* _Instruction_
List each line of the data that holds the string "restituir", please.

* _Information supplied_

______________________________

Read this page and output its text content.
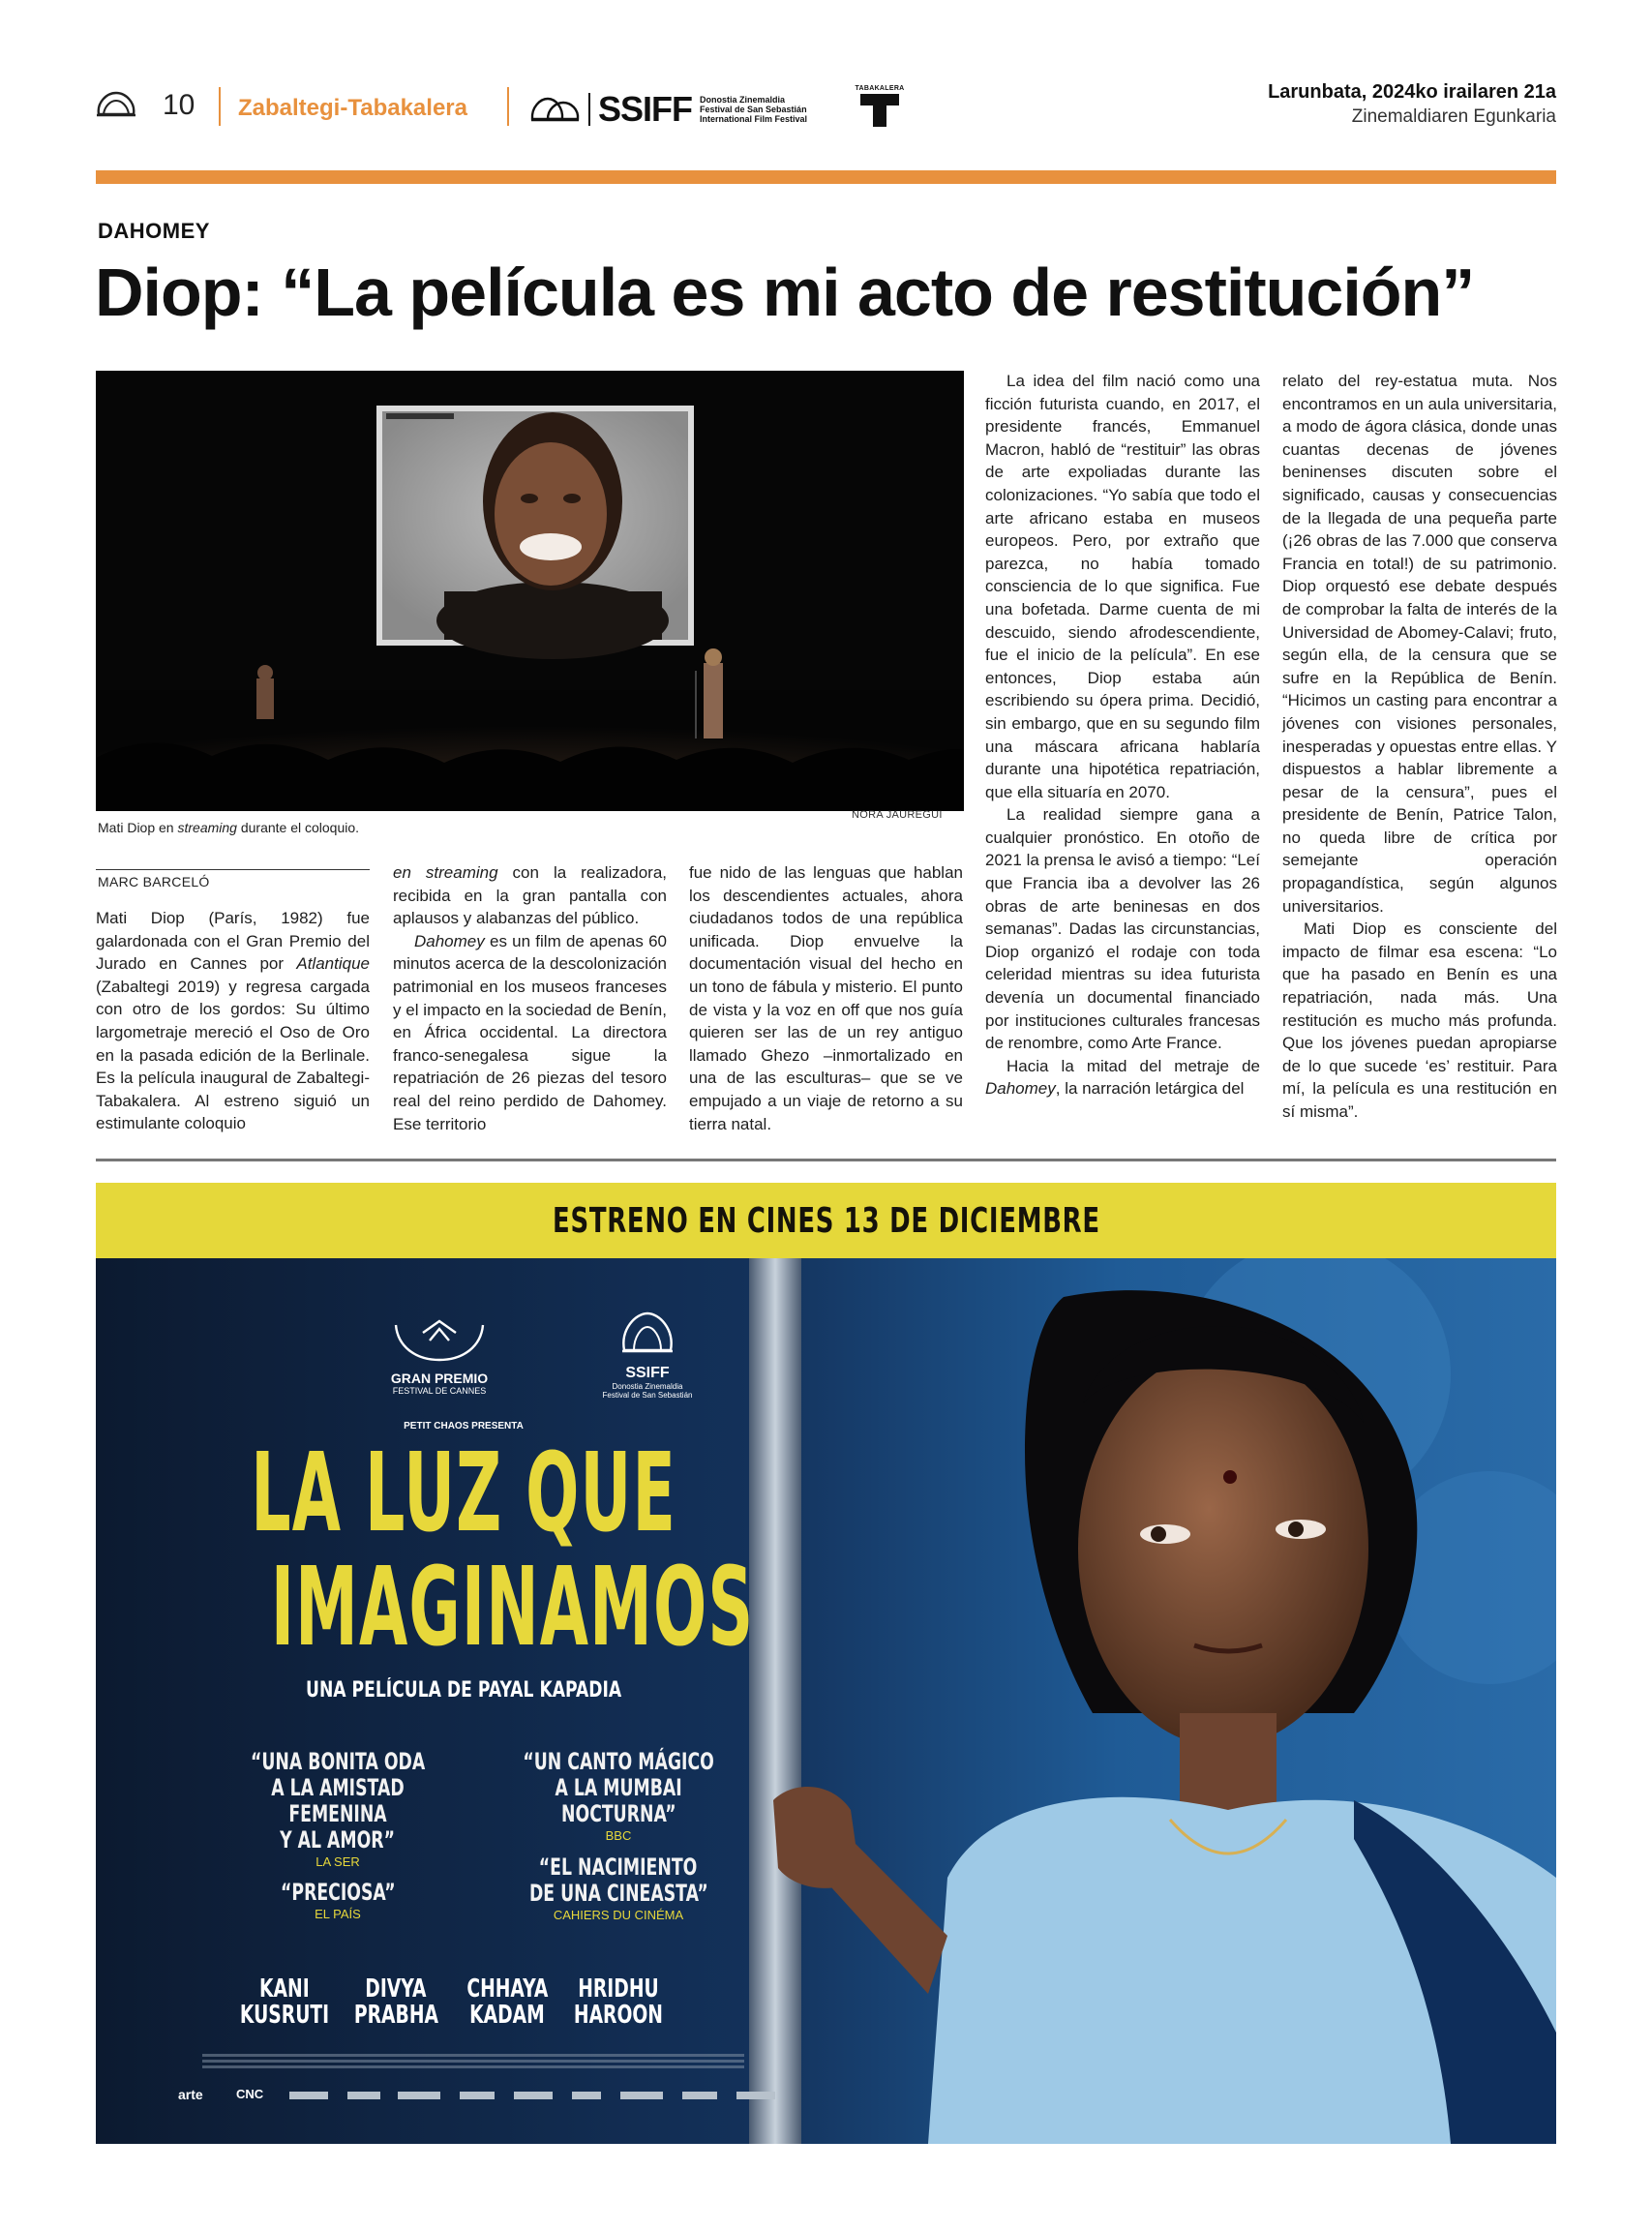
10 Zabaltegi-Tabakalera	SSIFF Donostia Zinemaldia
Festival de San Sebastián
International Film Festival
TABAKALERA	Larunbata, 2024ko irailaren 21a
Zinemaldiaren Egunkaria
DAHOMEY
Diop: “La película es mi acto de restitución”
Mati Diop en streaming durante el coloquio.
NORA JAUREGUI
MARC BARCELÓ

Mati Diop (París, 1982) fue galardonada con el Gran Premio del Jurado en Cannes por Atlantique (Zabaltegi 2019) y regresa cargada con otro de los gordos: Su último largometraje mereció el Oso de Oro en la pasada edición de la Berlinale. Es la película inaugural de Zabaltegi-Tabakalera. Al estreno siguió un estimulante coloquio

en streaming con la realizadora, recibida en la gran pantalla con aplausos y alabanzas del público.

Dahomey es un film de apenas 60 minutos acerca de la descolonización patrimonial en los museos franceses y el impacto en la sociedad de Benín, en África occidental. La directora franco-senegalesa sigue la repatriación de 26 piezas del tesoro real del reino perdido de Dahomey. Ese territorio

fue nido de las lenguas que hablan los descendientes actuales, ahora ciudadanos todos de una república unificada. Diop envuelve la documentación visual del hecho en un tono de fábula y misterio. El punto de vista y la voz en off que nos guía quieren ser las de un rey antiguo llamado Ghezo –inmortalizado en una de las esculturas– que se ve empujado a un viaje de retorno a su tierra natal.

La idea del film nació como una ficción futurista cuando, en 2017, el presidente francés, Emmanuel Macron, habló de “restituir” las obras de arte expoliadas durante las colonizaciones. “Yo sabía que todo el arte africano estaba en museos europeos. Pero, por extraño que parezca, no había tomado consciencia de lo que significa. Fue una bofetada. Darme cuenta de mi descuido, siendo afrodescendiente, fue el inicio de la película”. En ese entonces, Diop estaba aún escribiendo su ópera prima. Decidió, sin embargo, que en su segundo film una máscara africana hablaría durante una hipotética repatriación, que ella situaría en 2070.

La realidad siempre gana a cualquier pronóstico. En otoño de 2021 la prensa le avisó a tiempo: “Leí que Francia iba a devolver las 26 obras de arte beninesas en dos semanas”. Dadas las circunstancias, Diop organizó el rodaje con toda celeridad mientras su idea futurista devenía un documental financiado por instituciones culturales francesas de renombre, como Arte France.

Hacia la mitad del metraje de Dahomey, la narración letárgica del

relato del rey-estatua muta. Nos encontramos en un aula universitaria, a modo de ágora clásica, donde unas cuantas decenas de jóvenes beninenses discuten sobre el significado, causas y consecuencias de la llegada de una pequeña parte (¡26 obras de las 7.000 que conserva Francia en total!) de su patrimonio. Diop orquestó ese debate después de comprobar la falta de interés de la Universidad de Abomey-Calavi; fruto, según ella, de la censura que se sufre en la República de Benín. “Hicimos un casting para encontrar a jóvenes con visiones personales, inesperadas y opuestas entre ellas. Y dispuestos a hablar libremente a pesar de la censura”, pues el presidente de Benín, Patrice Talon, no queda libre de crítica por semejante operación propagandística, según algunos universitarios.

Mati Diop es consciente del impacto de filmar esa escena: “Lo que ha pasado en Benín es una repatriación, nada más. Una restitución es mucho más profunda. Que los jóvenes puedan apropiarse de lo que sucede ‘es’ restituir. Para mí, la película es una restitución en sí misma”.

ESTRENO EN CINES 13 DE DICIEMBRE
GRAN PREMIO
FESTIVAL DE CANNES
SSIFF
Donostia Zinemaldia
Festival de San Sebastián
PETIT CHAOS PRESENTA
LA LUZ QUE
IMAGINAMOS
UNA PELÍCULA DE PAYAL KAPADIA
“UNA BONITA ODA
A LA AMISTAD FEMENINA
Y AL AMOR”
LA SER
“UN CANTO MÁGICO
A LA MUMBAI
NOCTURNA”
BBC
“PRECIOSA”
EL PAÍS
“EL NACIMIENTO
DE UNA CINEASTA”
CAHIERS DU CINÉMA
KANI
KUSRUTI
DIVYA
PRABHA
CHHAYA
KADAM
HRIDHU
HAROON
arte	CNC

______________________________

* _Task response_
La idea del film nació como una ficción futurista cuando, en 2017, el presidente francés, Emmanuel Macron, habló de “restituir” las obras de arte expoliadas durante las colonizaciones. “Yo sabía que todo el arte africano estaba en museos europeos. Pero, por extraño que parezca, no había tomado consciencia de lo que significa. Fue una bofetada. Darme cuenta de mi descuido, siendo afrodescendiente, fue el inicio de la película”. En ese entonces, Diop estaba aún escribiendo su ópera prima. Decidió, sin embargo, que en su segundo film una máscara africana hablaría durante una hipotética repatriación, que ella situaría en 2070.
Mati Diop es consciente del impacto de filmar esa escena: “Lo que ha pasado en Benín es una repatriación, nada más. Una restitución es mucho más profunda. Que los jóvenes puedan apropiarse de lo que sucede ‘es’ restituir. Para mí, la película es una restitución en sí misma”.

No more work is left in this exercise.